What is being asked - Your task is to copy the listing exactly, with the pictures left out.

Given information -

====

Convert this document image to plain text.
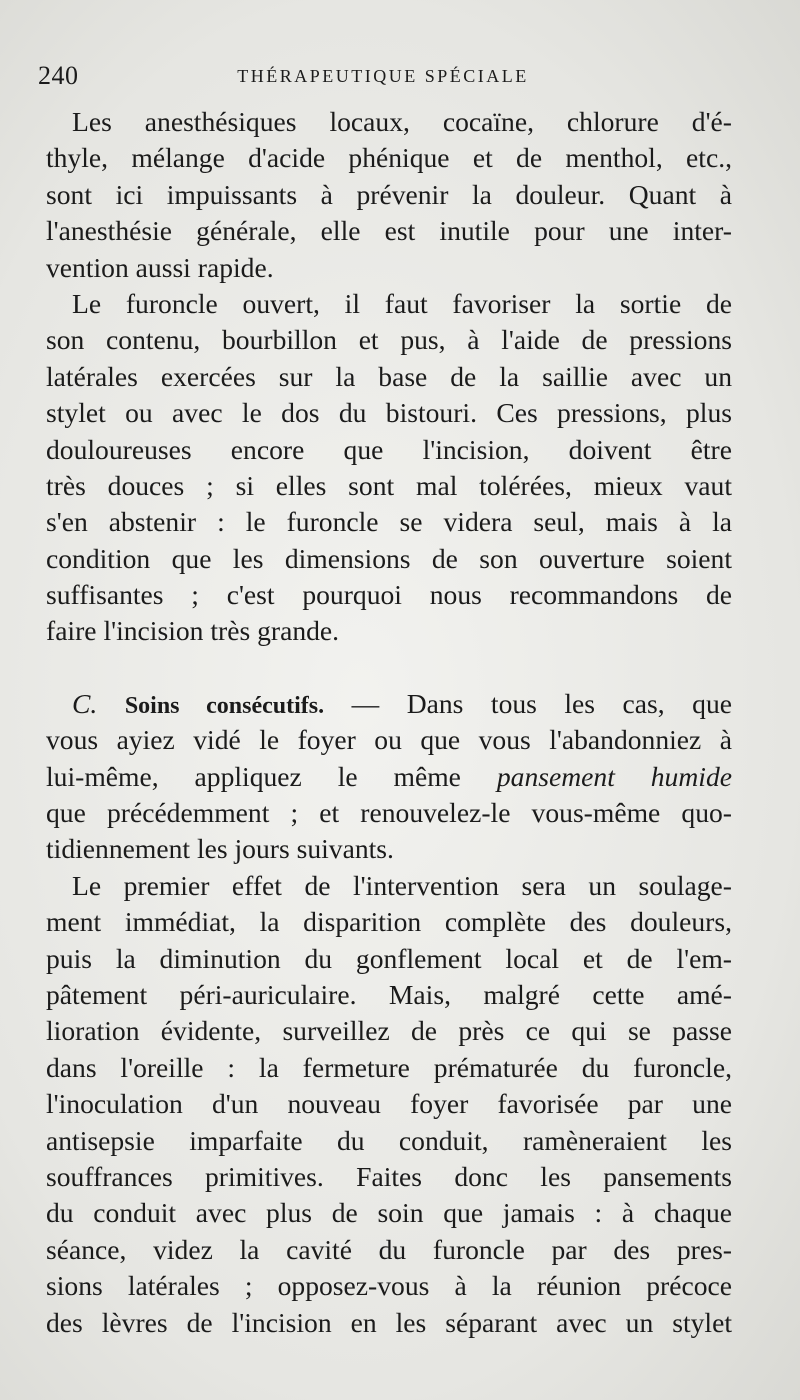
240	THÉRAPEUTIQUE SPÉCIALE
Les anesthésiques locaux, cocaïne, chlorure d'é-
thyle, mélange d'acide phénique et de menthol, etc.,
sont ici impuissants à prévenir la douleur. Quant à
l'anesthésie générale, elle est inutile pour une inter-
vention aussi rapide.
Le furoncle ouvert, il faut favoriser la sortie de
son contenu, bourbillon et pus, à l'aide de pressions
latérales exercées sur la base de la saillie avec un
stylet ou avec le dos du bistouri. Ces pressions, plus
douloureuses encore que l'incision, doivent être
très douces ; si elles sont mal tolérées, mieux vaut
s'en abstenir : le furoncle se videra seul, mais à la
condition que les dimensions de son ouverture soient
suffisantes ; c'est pourquoi nous recommandons de
faire l'incision très grande.
C. Soins consécutifs. — Dans tous les cas, que
vous ayiez vidé le foyer ou que vous l'abandonniez à
lui-même, appliquez le même pansement humide
que précédemment ; et renouvelez-le vous-même quo-
tidiennement les jours suivants.
Le premier effet de l'intervention sera un soulage-
ment immédiat, la disparition complète des douleurs,
puis la diminution du gonflement local et de l'em-
pâtement péri-auriculaire. Mais, malgré cette amé-
lioration évidente, surveillez de près ce qui se passe
dans l'oreille : la fermeture prématurée du furoncle,
l'inoculation d'un nouveau foyer favorisée par une
antisepsie imparfaite du conduit, ramèneraient les
souffrances primitives. Faites donc les pansements
du conduit avec plus de soin que jamais : à chaque
séance, videz la cavité du furoncle par des pres-
sions latérales ; opposez-vous à la réunion précoce
des lèvres de l'incision en les séparant avec un stylet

====

In response -
Convert this document image to plain text.
240	THÉRAPEUTIQUE SPÉCIALE
Les anesthésiques locaux, cocaïne, chlorure d'é-
thyle, mélange d'acide phénique et de menthol, etc.,
sont ici impuissants à prévenir la douleur. Quant à
l'anesthésie générale, elle est inutile pour une inter-
vention aussi rapide.
Le furoncle ouvert, il faut favoriser la sortie de
son contenu, bourbillon et pus, à l'aide de pressions
latérales exercées sur la base de la saillie avec un
stylet ou avec le dos du bistouri. Ces pressions, plus
douloureuses encore que l'incision, doivent être
très douces ; si elles sont mal tolérées, mieux vaut
s'en abstenir : le furoncle se videra seul, mais à la
condition que les dimensions de son ouverture soient
suffisantes ; c'est pourquoi nous recommandons de
faire l'incision très grande.
C. Soins consécutifs. — Dans tous les cas, que
vous ayiez vidé le foyer ou que vous l'abandonniez à
lui-même, appliquez le même pansement humide
que précédemment ; et renouvelez-le vous-même quo-
tidiennement les jours suivants.
Le premier effet de l'intervention sera un soulage-
ment immédiat, la disparition complète des douleurs,
puis la diminution du gonflement local et de l'em-
pâtement péri-auriculaire. Mais, malgré cette amé-
lioration évidente, surveillez de près ce qui se passe
dans l'oreille : la fermeture prématurée du furoncle,
l'inoculation d'un nouveau foyer favorisée par une
antisepsie imparfaite du conduit, ramèneraient les
souffrances primitives. Faites donc les pansements
du conduit avec plus de soin que jamais : à chaque
séance, videz la cavité du furoncle par des pres-
sions latérales ; opposez-vous à la réunion précoce
des lèvres de l'incision en les séparant avec un stylet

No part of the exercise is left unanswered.